— START OF Data supplied —
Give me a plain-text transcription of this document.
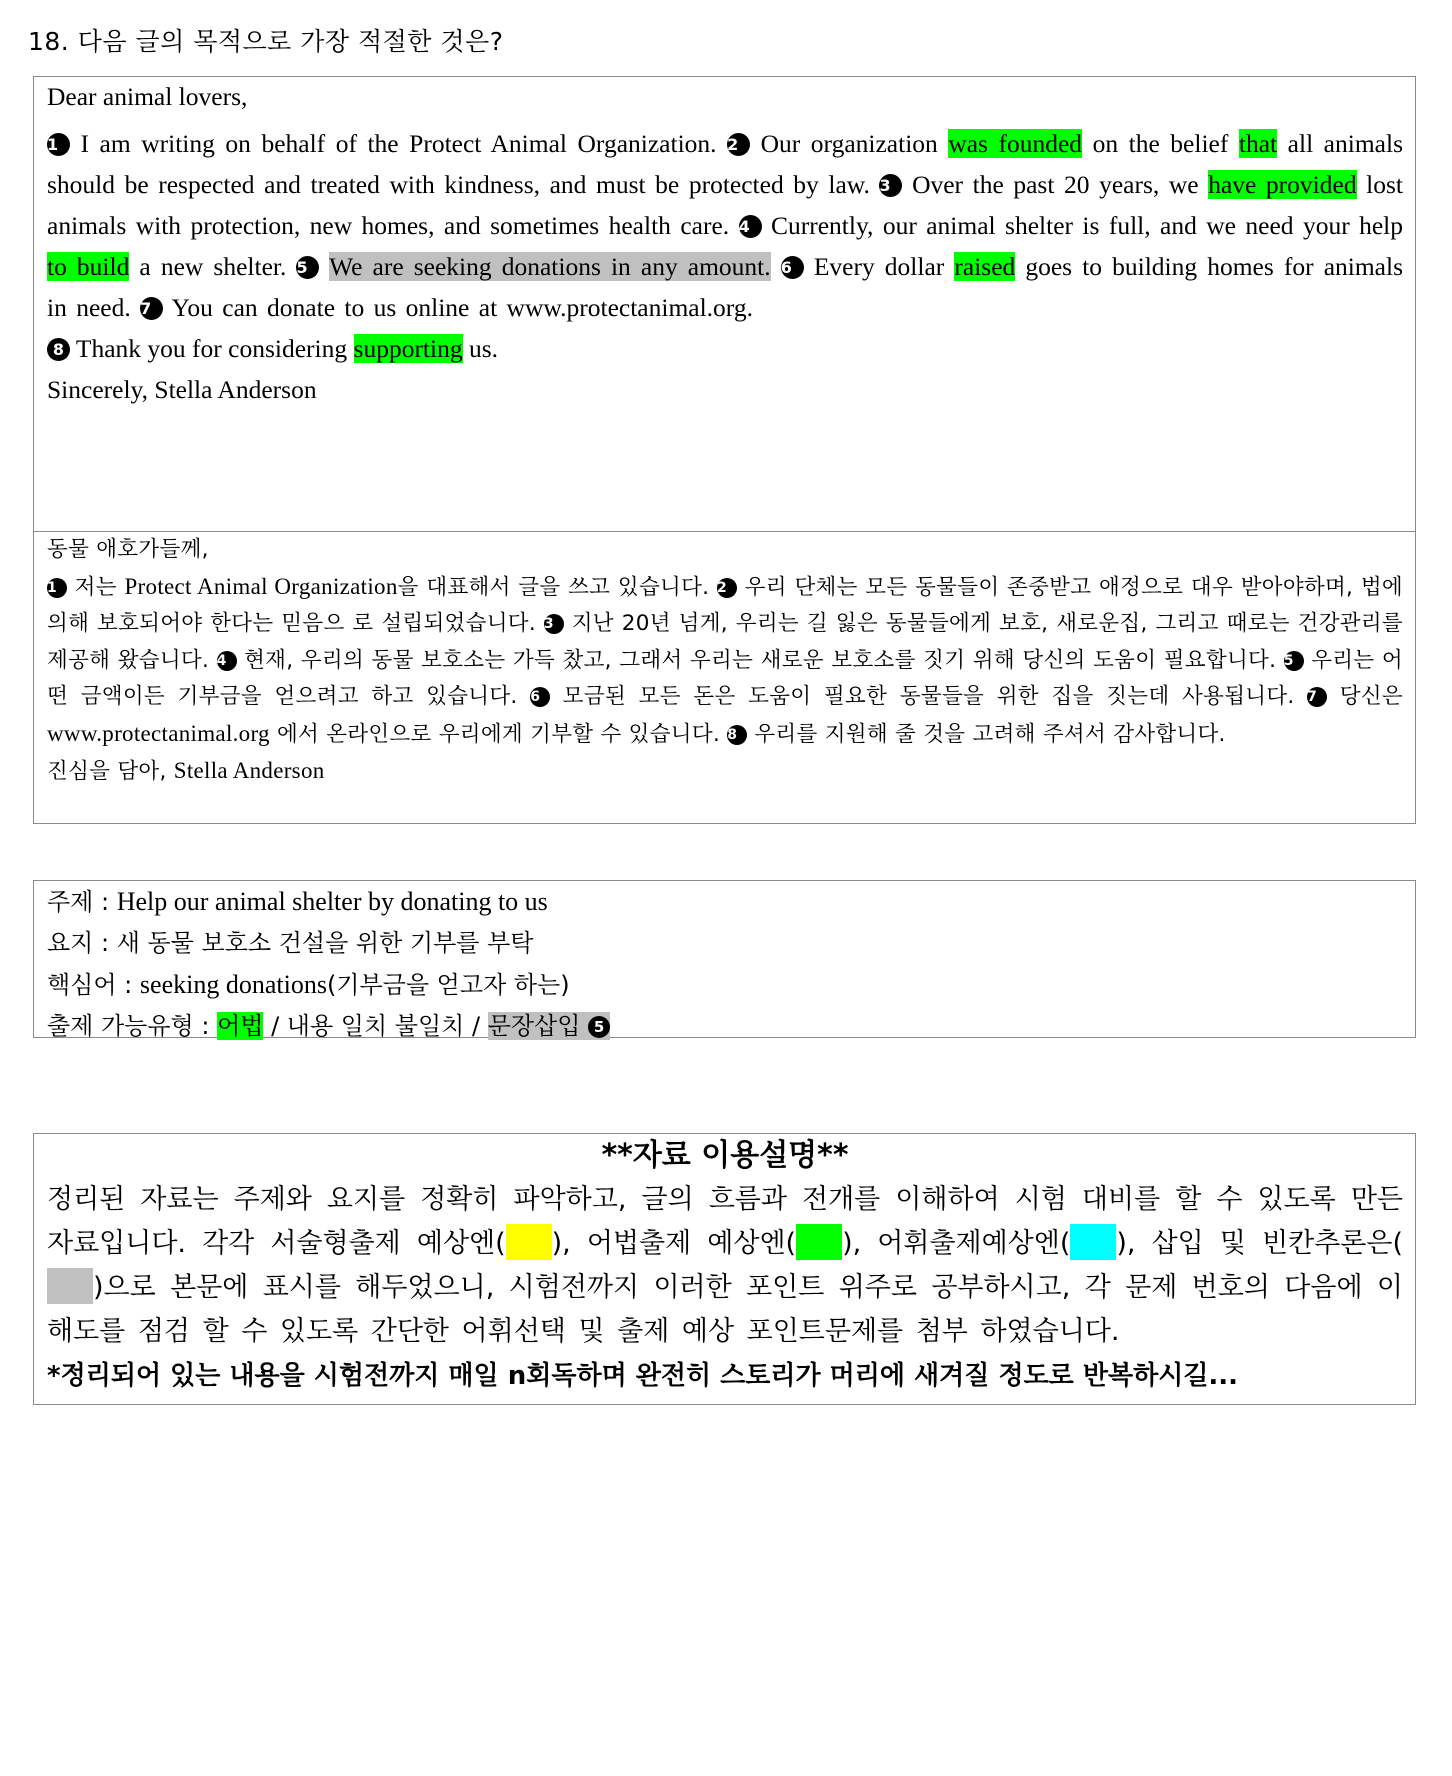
18. 다음 글의 목적으로 가장 적절한 것은?
Dear animal lovers,
1 I am writing on behalf of the Protect Animal Organization. 2 Our organization was founded on the belief that all animals should be respected and treated with kindness, and must be protected by law. 3 Over the past 20 years, we have provided lost animals with protection, new homes, and sometimes health care. 4 Currently, our animal shelter is full, and we need your help to build a new shelter. 5 We are seeking donations in any amount. 6 Every dollar raised goes to building homes for animals in need. 7 You can donate to us online at www.protectanimal.org.
8 Thank you for considering supporting us.
Sincerely, Stella Anderson
동물 애호가들께,
1 저는 Protect Animal Organization을 대표해서 글을 쓰고 있습니다. 2 우리 단체는 모든 동물들이 존중받고 애정으로 대우 받아야하며, 법에 의해 보호되어야 한다는 믿음으 로 설립되었습니다. 3 지난 20년 넘게, 우리는 길 잃은 동물들에게 보호, 새로운집, 그리고 때로는 건강관리를 제공해 왔습니다. 4 현재, 우리의 동물 보호소는 가득 찼고, 그래서 우리는 새로운 보호소를 짓기 위해 당신의 도움이 필요합니다. 5 우리는 어떤 금액이든 기부금을 얻으려고 하고 있습니다. 6 모금된 모든 돈은 도움이 필요한 동물들을 위한 집을 짓는데 사용됩니다. 7 당신은 www.protectanimal.org 에서 온라인으로 우리에게 기부할 수 있습니다. 8 우리를 지원해 줄 것을 고려해 주셔서 감사합니다.
진심을 담아, Stella Anderson
주제 : Help our animal shelter by donating to us
요지 : 새 동물 보호소 건설을 위한 기부를 부탁
핵심어 : seeking donations(기부금을 얻고자 하는)
출제 가능유형 : 어법 / 내용 일치 불일치 / 문장삽입 5
**자료 이용설명**
정리된 자료는 주제와 요지를 정확히 파악하고, 글의 흐름과 전개를 이해하여 시험 대비를 할 수 있도록 만든 자료입니다. 각각 서술형출제 예상엔( ), 어법출제 예상엔( ), 어휘출제예상엔( ), 삽입 및 빈칸추론은()으로 본문에 표시를 해두었으니, 시험전까지 이러한 포인트 위주로 공부하시고, 각 문제 번호의 다음에 이해도를 점검 할 수 있도록 간단한 어휘선택 및 출제 예상 포인트문제를 첨부 하였습니다.
*정리되어 있는 내용을 시험전까지 매일 n회독하며 완전히 스토리가 머리에 새겨질 정도로 반복하시길...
— END OF Data supplied —
Problem requirements: State how many lines of the material contain the string "시험전까지", with no other words.

Exercise answer: 2